## Problem:
The listing below should be printed exactly, every line of it. Skip the pictures.

## Supplied material:
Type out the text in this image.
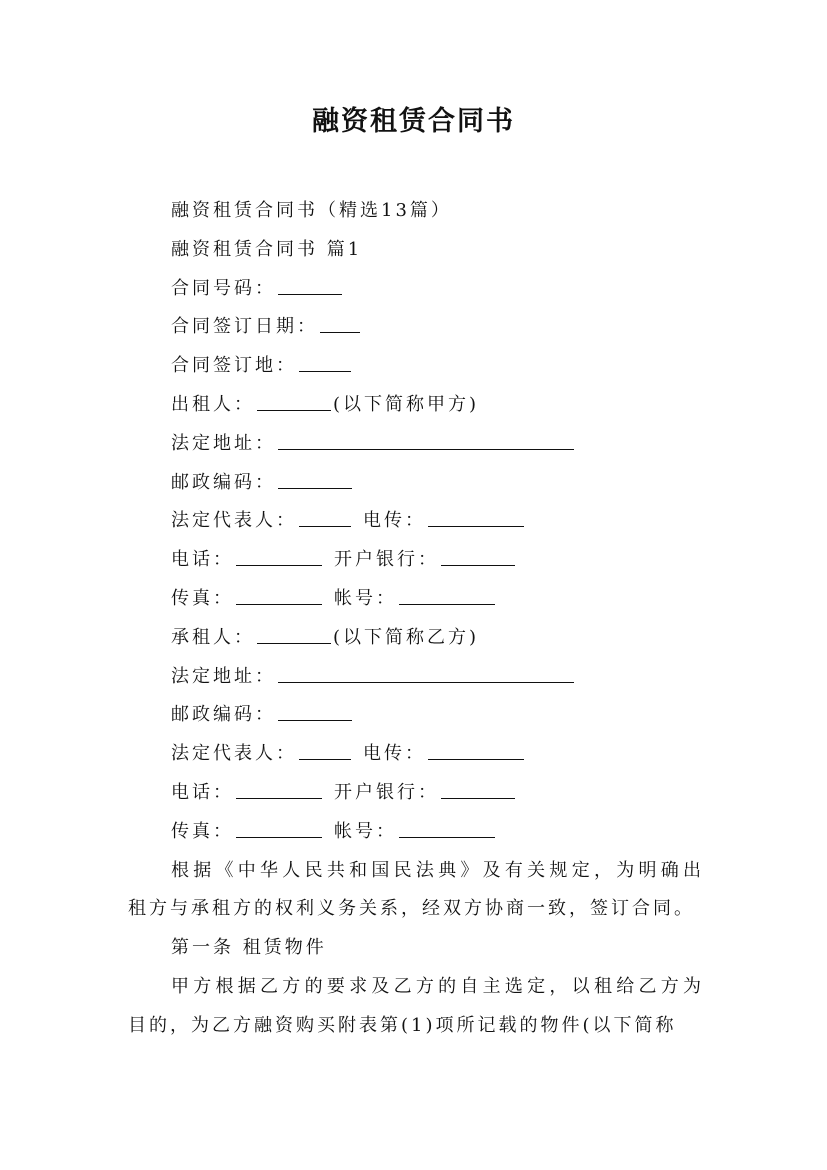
融资租赁合同书
融资租赁合同书（精选13篇）
融资租赁合同书 篇1
合同号码：
合同签订日期：
合同签订地：
出租人：	(以下简称甲方)
法定地址：
邮政编码：
法定代表人：	电传：
电话：	开户银行：
传真：	帐号：
承租人：	(以下简称乙方)
法定地址：
邮政编码：
法定代表人：	电传：
电话：	开户银行：
传真：	帐号：
根据《中华人民共和国民法典》及有关规定，为明确出
租方与承租方的权利义务关系，经双方协商一致，签订合同。
第一条 租赁物件
甲方根据乙方的要求及乙方的自主选定，以租给乙方为
目的，为乙方融资购买附表第(1)项所记载的物件(以下简称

## Response to this task:
Type out the text in this image.
融资租赁合同书
融资租赁合同书（精选13篇）
融资租赁合同书 篇1
合同号码：
合同签订日期：
合同签订地：
出租人：	(以下简称甲方)
法定地址：
邮政编码：
法定代表人：	电传：
电话：	开户银行：
传真：	帐号：
承租人：	(以下简称乙方)
法定地址：
邮政编码：
法定代表人：	电传：
电话：	开户银行：
传真：	帐号：
根据《中华人民共和国民法典》及有关规定，为明确出
租方与承租方的权利义务关系，经双方协商一致，签订合同。
第一条 租赁物件
甲方根据乙方的要求及乙方的自主选定，以租给乙方为
目的，为乙方融资购买附表第(1)项所记载的物件(以下简称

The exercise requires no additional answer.